►
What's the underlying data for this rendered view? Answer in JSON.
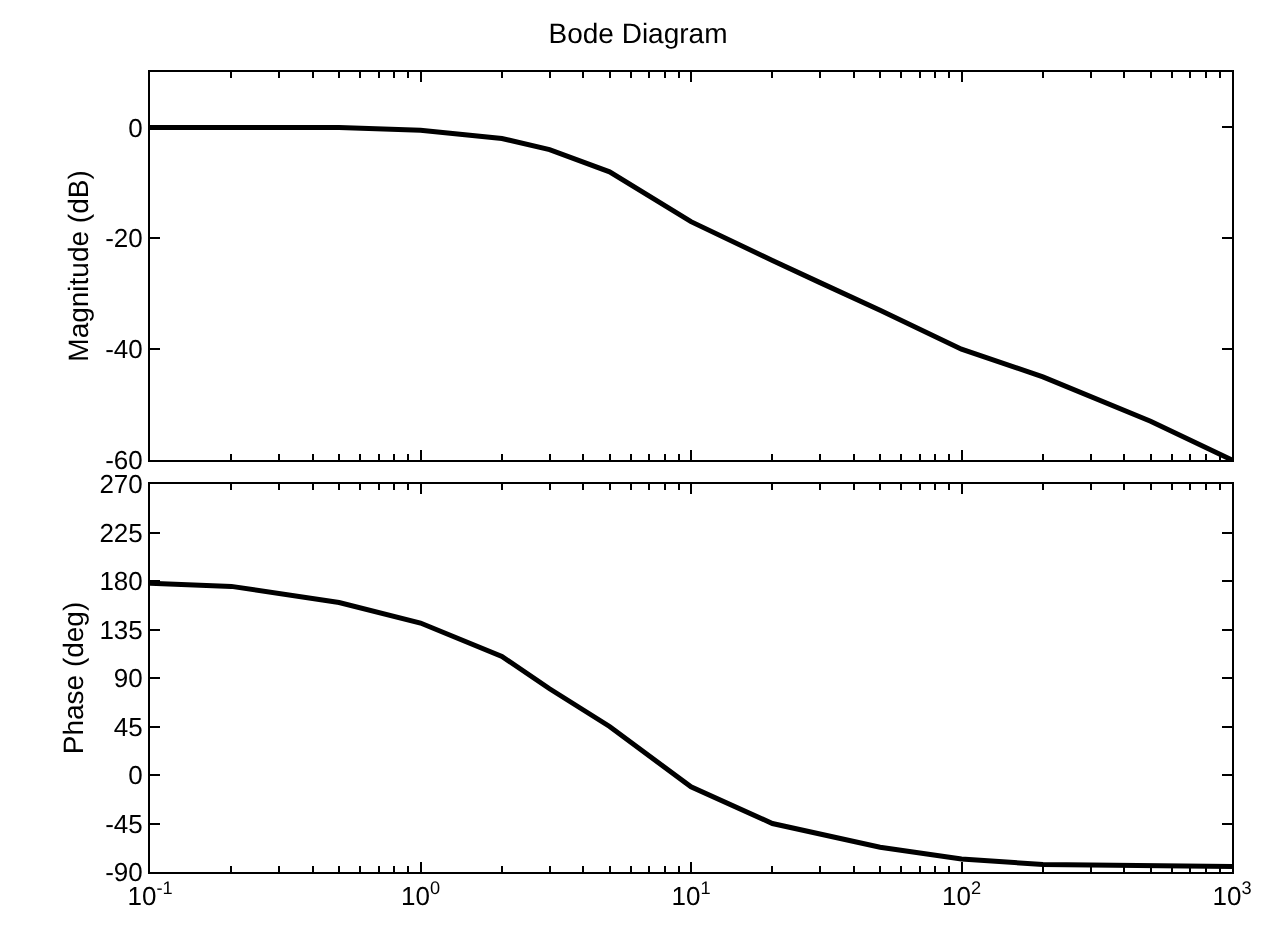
{
  "chart_data": [
    {
      "type": "line",
      "title": "Bode Diagram",
      "ylabel": "Magnitude (dB)",
      "log": "x",
      "marker": "none",
      "line_style": "solid",
      "tick_labels": "y",
      "x": [
        0.1,
        0.2,
        0.5,
        1,
        2,
        3,
        5,
        10,
        20,
        30,
        50,
        100,
        200,
        500,
        1000
      ],
      "series": [
        {
          "color": "#000000",
          "values": [
            0,
            0,
            0,
            -0.5,
            -2,
            -4,
            -8,
            -17,
            -24,
            -28,
            -33,
            -40,
            -45,
            -53,
            -60
          ]
        }
      ],
      "xlim": [
        0.1,
        1000
      ],
      "ylim": [
        -60,
        10
      ],
      "yticks": [
        -60,
        -40,
        -20,
        0
      ]
    },
    {
      "type": "line",
      "ylabel": "Phase (deg)",
      "log": "x",
      "marker": "none",
      "line_style": "solid",
      "x": [
        0.1,
        0.2,
        0.5,
        1,
        2,
        3,
        5,
        10,
        20,
        50,
        100,
        200,
        1000
      ],
      "series": [
        {
          "color": "#000000",
          "values": [
            178,
            175,
            160,
            141,
            110,
            80,
            45,
            -11,
            -45,
            -67,
            -78,
            -83,
            -85
          ]
        }
      ],
      "xlim": [
        0.1,
        1000
      ],
      "xticks": [
        {
          "value": 0.1,
          "label": "10$^{-1}$"
        },
        {
          "value": 1,
          "label": "10$^{0}$"
        },
        {
          "value": 10,
          "label": "10$^{1}$"
        },
        {
          "value": 100,
          "label": "10$^{2}$"
        },
        {
          "value": 1000,
          "label": "10$^{3}$"
        }
      ],
      "ylim": [
        -90,
        270
      ],
      "yticks": [
        -90,
        -45,
        0,
        45,
        90,
        135,
        180,
        225,
        270
      ]
    }
  ]
}
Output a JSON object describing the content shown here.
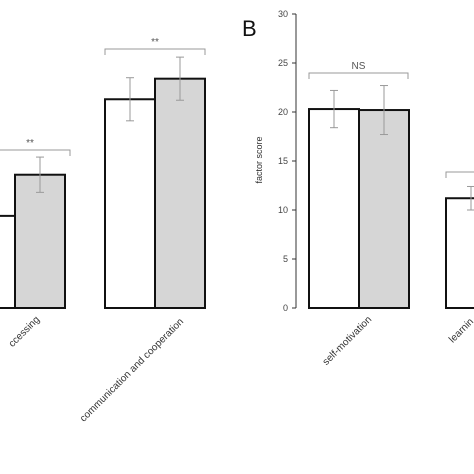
{
  "chart_data": [
    {
      "type": "bar",
      "panel": "",
      "categories": [
        "information processing",
        "communication and cooperation"
      ],
      "category_labels_visible": [
        "ccessing",
        "communication and cooperation"
      ],
      "series": [
        {
          "fill": "#ffffff",
          "values": [
            9.4,
            21.3
          ],
          "errors": [
            1.5,
            2.2
          ]
        },
        {
          "fill": "#d6d6d6",
          "values": [
            13.6,
            23.4
          ],
          "errors": [
            1.8,
            2.2
          ]
        }
      ],
      "ylim": [
        0,
        30
      ],
      "significance": [
        "**",
        "**"
      ]
    },
    {
      "type": "bar",
      "panel": "B",
      "categories": [
        "self-motivation",
        "learning"
      ],
      "category_labels_visible": [
        "self-motivation",
        "learnin"
      ],
      "series": [
        {
          "fill": "#ffffff",
          "values": [
            20.3,
            11.2
          ],
          "errors": [
            1.9,
            1.2
          ]
        },
        {
          "fill": "#d6d6d6",
          "values": [
            20.2,
            0
          ],
          "errors": [
            2.5,
            0
          ]
        }
      ],
      "ylabel": "factor score",
      "ylim": [
        0,
        30
      ],
      "yticks": [
        "0",
        "5",
        "10",
        "15",
        "20",
        "25",
        "30"
      ],
      "significance": [
        "NS",
        ""
      ]
    }
  ]
}
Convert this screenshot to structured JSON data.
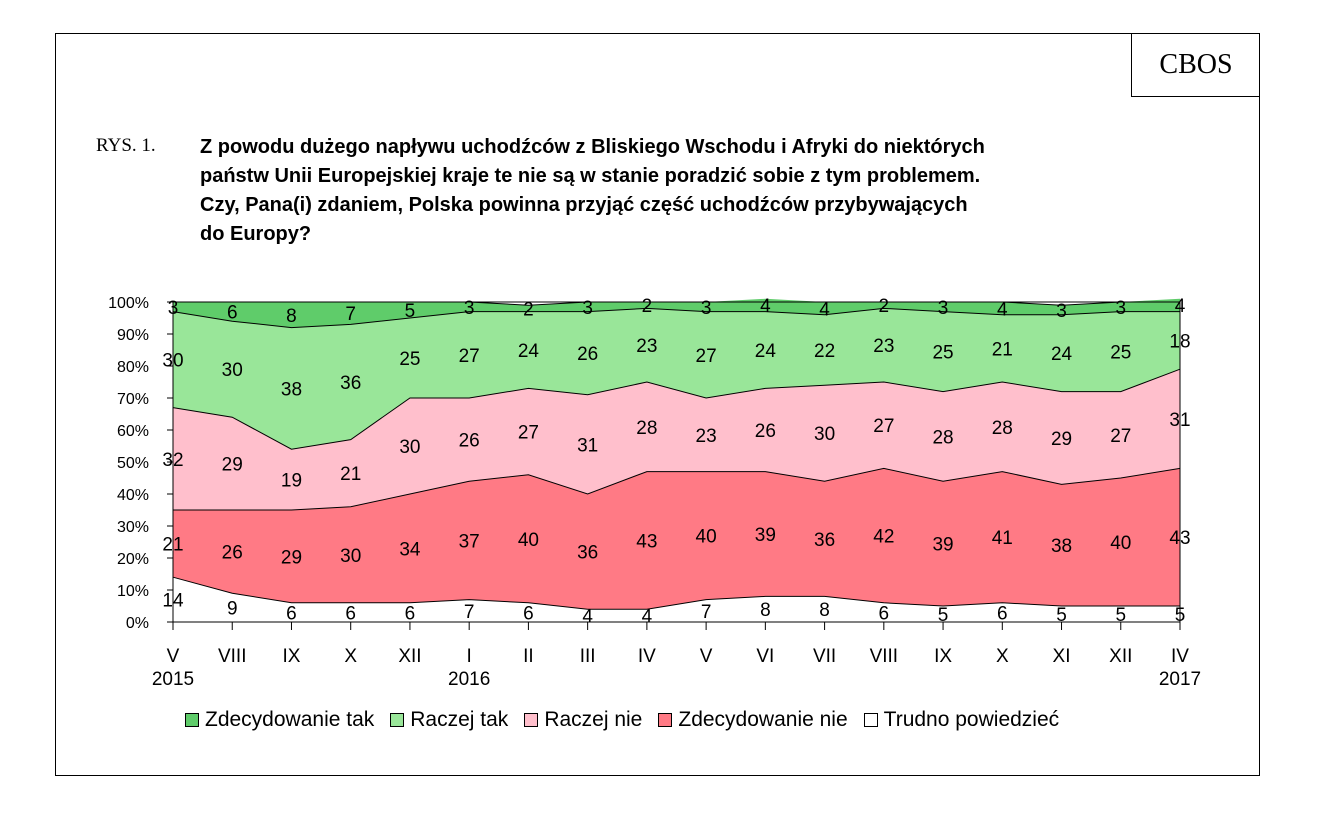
{
  "brand": "CBOS",
  "figure_label": "RYS. 1.",
  "title_lines": [
    "Z powodu dużego napływu uchodźców z Bliskiego Wschodu i Afryki do niektórych",
    "państw Unii Europejskiej kraje te nie są w stanie poradzić sobie z tym problemem.",
    "Czy, Pana(i) zdaniem, Polska powinna przyjąć część uchodźców przybywających",
    "do Europy?"
  ],
  "chart_data": {
    "type": "area",
    "stacked": true,
    "percent": true,
    "categories": [
      "V",
      "VIII",
      "IX",
      "X",
      "XII",
      "I",
      "II",
      "III",
      "IV",
      "V",
      "VI",
      "VII",
      "VIII",
      "IX",
      "X",
      "XI",
      "XII",
      "IV"
    ],
    "year_labels": [
      {
        "index": 0,
        "label": "2015"
      },
      {
        "index": 5,
        "label": "2016"
      },
      {
        "index": 17,
        "label": "2017"
      }
    ],
    "yticks": [
      "0%",
      "10%",
      "20%",
      "30%",
      "40%",
      "50%",
      "60%",
      "70%",
      "80%",
      "90%",
      "100%"
    ],
    "ylim": [
      0,
      100
    ],
    "series": [
      {
        "name": "Trudno powiedzieć",
        "color": "#ffffff",
        "values": [
          14,
          9,
          6,
          6,
          6,
          7,
          6,
          4,
          4,
          7,
          8,
          8,
          6,
          5,
          6,
          5,
          5,
          5
        ]
      },
      {
        "name": "Zdecydowanie nie",
        "color": "#ff7a85",
        "values": [
          21,
          26,
          29,
          30,
          34,
          37,
          40,
          36,
          43,
          40,
          39,
          36,
          42,
          39,
          41,
          38,
          40,
          43
        ]
      },
      {
        "name": "Raczej nie",
        "color": "#ffbfcc",
        "values": [
          32,
          29,
          19,
          21,
          30,
          26,
          27,
          31,
          28,
          23,
          26,
          30,
          27,
          28,
          28,
          29,
          27,
          31
        ]
      },
      {
        "name": "Raczej tak",
        "color": "#99e699",
        "values": [
          30,
          30,
          38,
          36,
          25,
          27,
          24,
          26,
          23,
          27,
          24,
          22,
          23,
          25,
          21,
          24,
          25,
          18
        ]
      },
      {
        "name": "Zdecydowanie tak",
        "color": "#5fcc6a",
        "values": [
          3,
          6,
          8,
          7,
          5,
          3,
          2,
          3,
          2,
          3,
          4,
          4,
          2,
          3,
          4,
          3,
          3,
          4
        ]
      }
    ],
    "legend_order": [
      "Zdecydowanie tak",
      "Raczej tak",
      "Raczej nie",
      "Zdecydowanie nie",
      "Trudno powiedzieć"
    ],
    "legend_position": "bottom"
  }
}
◄
Locate each line containing the string "Trudno" and show it.

▸ Finished answer
        "name": "Trudno powiedzieć",
      "Trudno powiedzieć"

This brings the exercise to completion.